▶ Aim of the exercise: In the listing that follows, count each line where the word "Physiotherapy" appears; write nothing but the count.

Saved data entries
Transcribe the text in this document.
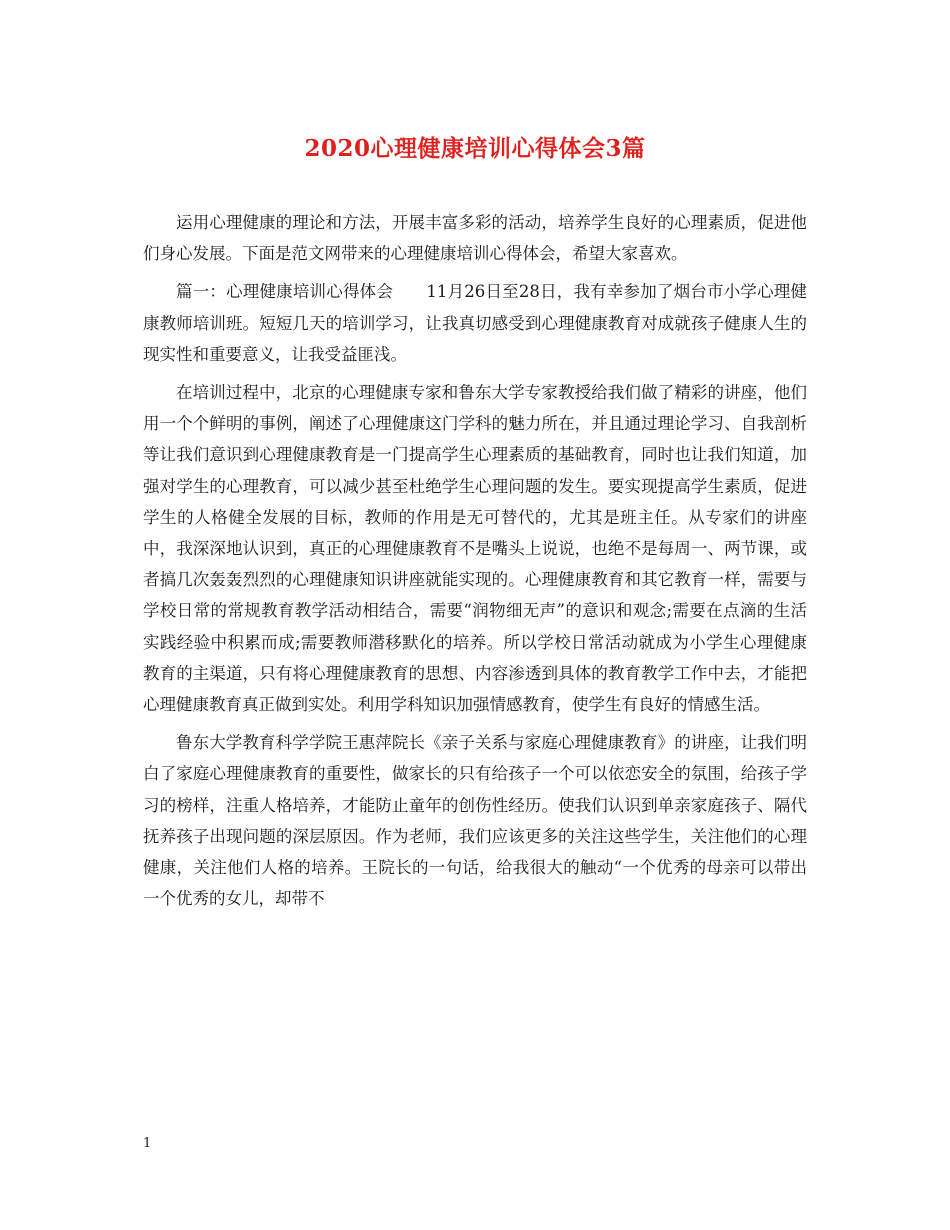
2020心理健康培训心得体会3篇

运用心理健康的理论和方法，开展丰富多彩的活动，培养学生良好的心理素质，促进他们身心发展。下面是范文网带来的心理健康培训心得体会，希望大家喜欢。

篇一：心理健康培训心得体会　　11月26日至28日，我有幸参加了烟台市小学心理健康教师培训班。短短几天的培训学习，让我真切感受到心理健康教育对成就孩子健康人生的现实性和重要意义，让我受益匪浅。

在培训过程中，北京的心理健康专家和鲁东大学专家教授给我们做了精彩的讲座，他们用一个个鲜明的事例，阐述了心理健康这门学科的魅力所在，并且通过理论学习、自我剖析等让我们意识到心理健康教育是一门提高学生心理素质的基础教育，同时也让我们知道，加强对学生的心理教育，可以减少甚至杜绝学生心理问题的发生。要实现提高学生素质，促进学生的人格健全发展的目标，教师的作用是无可替代的，尤其是班主任。从专家们的讲座中，我深深地认识到，真正的心理健康教育不是嘴头上说说，也绝不是每周一、两节课，或者搞几次轰轰烈烈的心理健康知识讲座就能实现的。心理健康教育和其它教育一样，需要与学校日常的常规教育教学活动相结合，需要“润物细无声”的意识和观念;需要在点滴的生活实践经验中积累而成;需要教师潜移默化的培养。所以学校日常活动就成为小学生心理健康教育的主渠道，只有将心理健康教育的思想、内容渗透到具体的教育教学工作中去，才能把心理健康教育真正做到实处。利用学科知识加强情感教育，使学生有良好的情感生活。

鲁东大学教育科学学院王惠萍院长《亲子关系与家庭心理健康教育》的讲座，让我们明白了家庭心理健康教育的重要性，做家长的只有给孩子一个可以依恋安全的氛围，给孩子学习的榜样，注重人格培养，才能防止童年的创伤性经历。使我们认识到单亲家庭孩子、隔代抚养孩子出现问题的深层原因。作为老师，我们应该更多的关注这些学生，关注他们的心理健康，关注他们人格的培养。王院长的一句话，给我很大的触动“一个优秀的母亲可以带出一个优秀的女儿，却带不

1
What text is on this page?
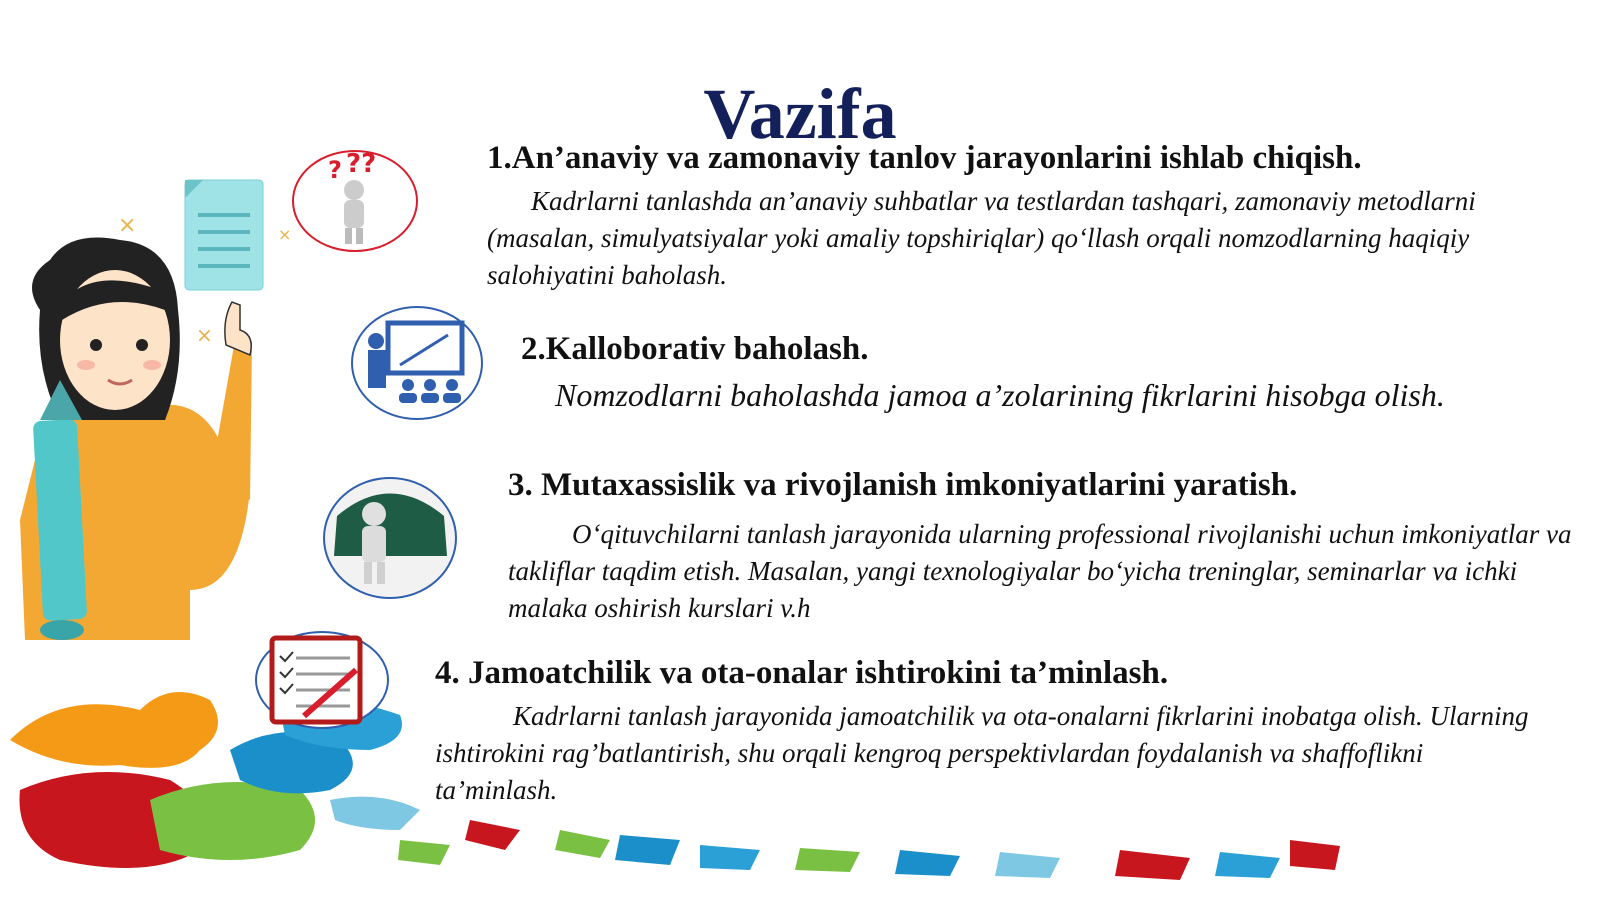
×	×
×
? ??
Vazifa
1.An’anaviy va zamonaviy tanlov jarayonlarini ishlab chiqish.

Kadrlarni tanlashda an’anaviy suhbatlar va testlardan tashqari, zamonaviy metodlarni (masalan, simulyatsiyalar yoki amaliy topshiriqlar) qo‘llash orqali nomzodlarning haqiqiy salohiyatini baholash.

2.Kalloborativ baholash.

Nomzodlarni baholashda jamoa a’zolarining fikrlarini hisobga olish.

3. Mutaxassislik va rivojlanish imkoniyatlarini yaratish.

O‘qituvchilarni tanlash jarayonida ularning professional rivojlanishi uchun imkoniyatlar va takliflar taqdim etish. Masalan, yangi texnologiyalar bo‘yicha treninglar, seminarlar va ichki malaka oshirish kurslari v.h

4. Jamoatchilik va ota-onalar ishtirokini ta’minlash.

Kadrlarni tanlash jarayonida jamoatchilik va ota-onalarni fikrlarini inobatga olish. Ularning ishtirokini rag’batlantirish, shu orqali kengroq perspektivlardan foydalanish va shaffoflikni ta’minlash.
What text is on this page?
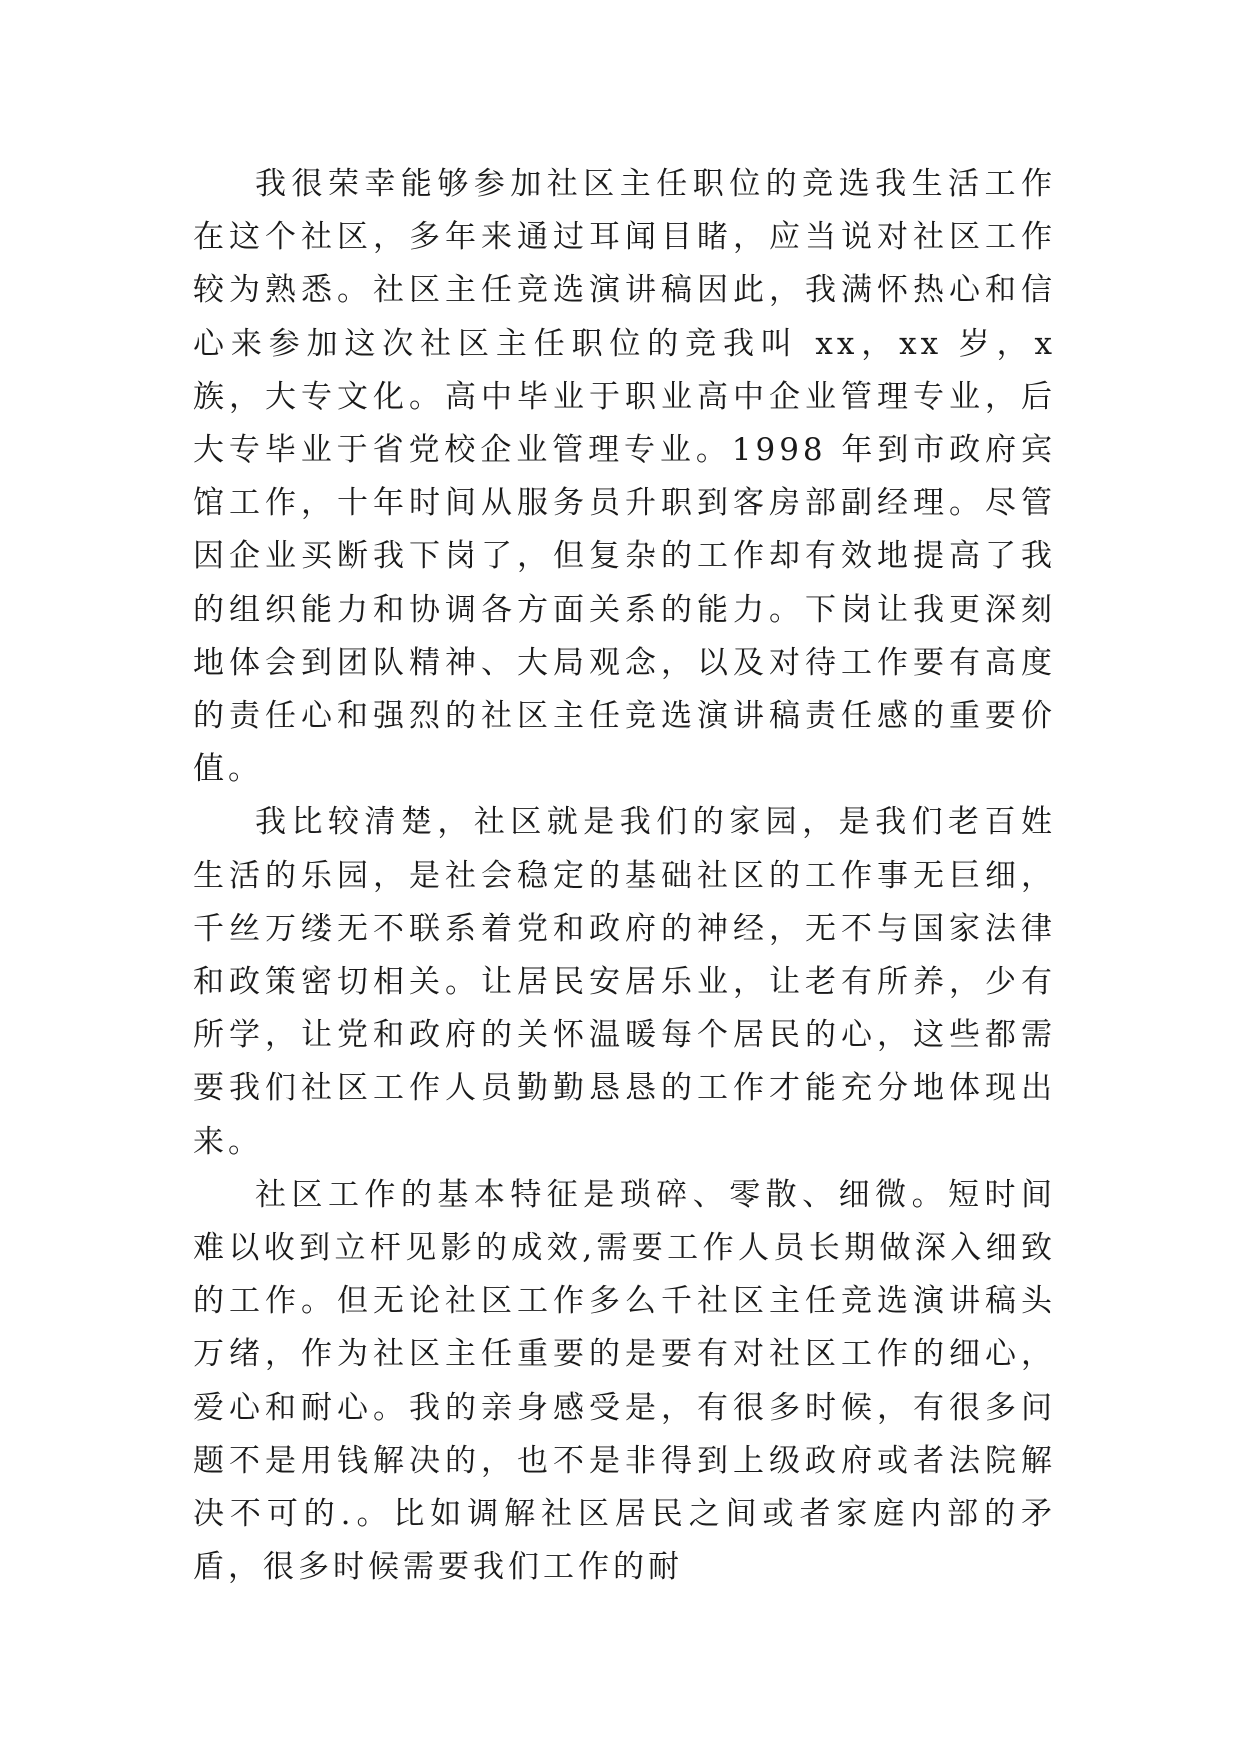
我很荣幸能够参加社区主任职位的竞选我生活工作在这个社区，多年来通过耳闻目睹，应当说对社区工作较为熟悉。社区主任竞选演讲稿因此，我满怀热心和信心来参加这次社区主任职位的竞我叫 xx，xx 岁，x 族，大专文化。高中毕业于职业高中企业管理专业，后大专毕业于省党校企业管理专业。1998 年到市政府宾馆工作，十年时间从服务员升职到客房部副经理。尽管因企业买断我下岗了，但复杂的工作却有效地提高了我的组织能力和协调各方面关系的能力。下岗让我更深刻地体会到团队精神、大局观念，以及对待工作要有高度的责任心和强烈的社区主任竞选演讲稿责任感的重要价值。

我比较清楚，社区就是我们的家园，是我们老百姓生活的乐园，是社会稳定的基础社区的工作事无巨细，千丝万缕无不联系着党和政府的神经，无不与国家法律和政策密切相关。让居民安居乐业，让老有所养，少有所学，让党和政府的关怀温暖每个居民的心，这些都需要我们社区工作人员勤勤恳恳的工作才能充分地体现出来。

社区工作的基本特征是琐碎、零散、细微。短时间难以收到立杆见影的成效,需要工作人员长期做深入细致的工作。但无论社区工作多么千社区主任竞选演讲稿头万绪，作为社区主任重要的是要有对社区工作的细心，爱心和耐心。我的亲身感受是，有很多时候，有很多问题不是用钱解决的，也不是非得到上级政府或者法院解决不可的.。比如调解社区居民之间或者家庭内部的矛盾，很多时候需要我们工作的耐
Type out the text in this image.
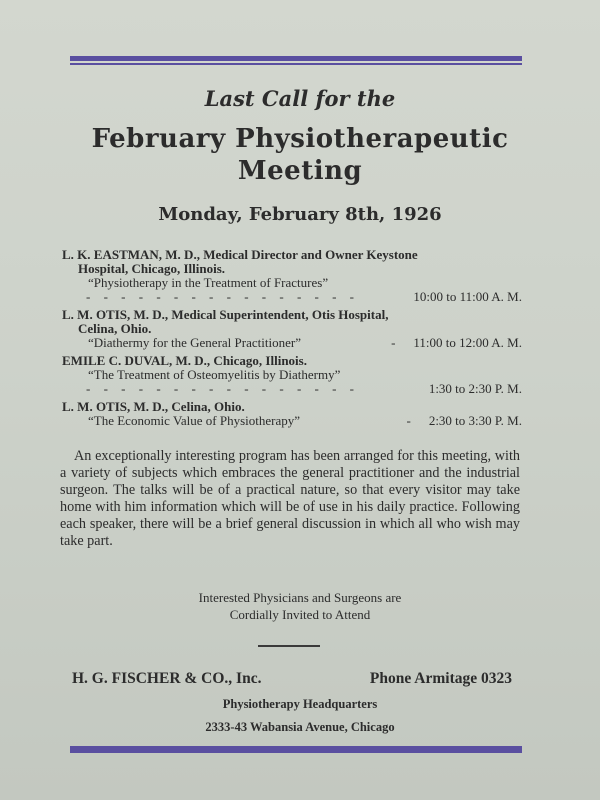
Last Call for the
February Physiotherapeutic
Meeting
Monday, February 8th, 1926
L. K. EASTMAN, M. D., Medical Director and Owner Keystone
Hospital, Chicago, Illinois.
“Physiotherapy in the Treatment of Fractures”
- - - - - - - - - - - - - - - -	10:00 to 11:00 A. M.
L. M. OTIS, M. D., Medical Superintendent, Otis Hospital,
Celina, Ohio.
“Diathermy for the General Practitioner”	-	11:00 to 12:00 A. M.
EMILE C. DUVAL, M. D., Chicago, Illinois.
“The Treatment of Osteomyelitis by Diathermy”
- - - - - - - - - - - - - - - -	1:30 to 2:30 P. M.
L. M. OTIS, M. D., Celina, Ohio.
“The Economic Value of Physiotherapy”	-	2:30 to 3:30 P. M.
An exceptionally interesting program has been arranged for this meeting, with a variety of subjects which embraces the general practitioner and the industrial surgeon. The talks will be of a practical nature, so that every visitor may take home with him information which will be of use in his daily practice. Following each speaker, there will be a brief general discussion in which all who wish may take part.
Interested Physicians and Surgeons are
Cordially Invited to Attend
H. G. FISCHER & CO., Inc.	Phone Armitage 0323
Physiotherapy Headquarters
2333-43 Wabansia Avenue, Chicago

▶ Full answer: 3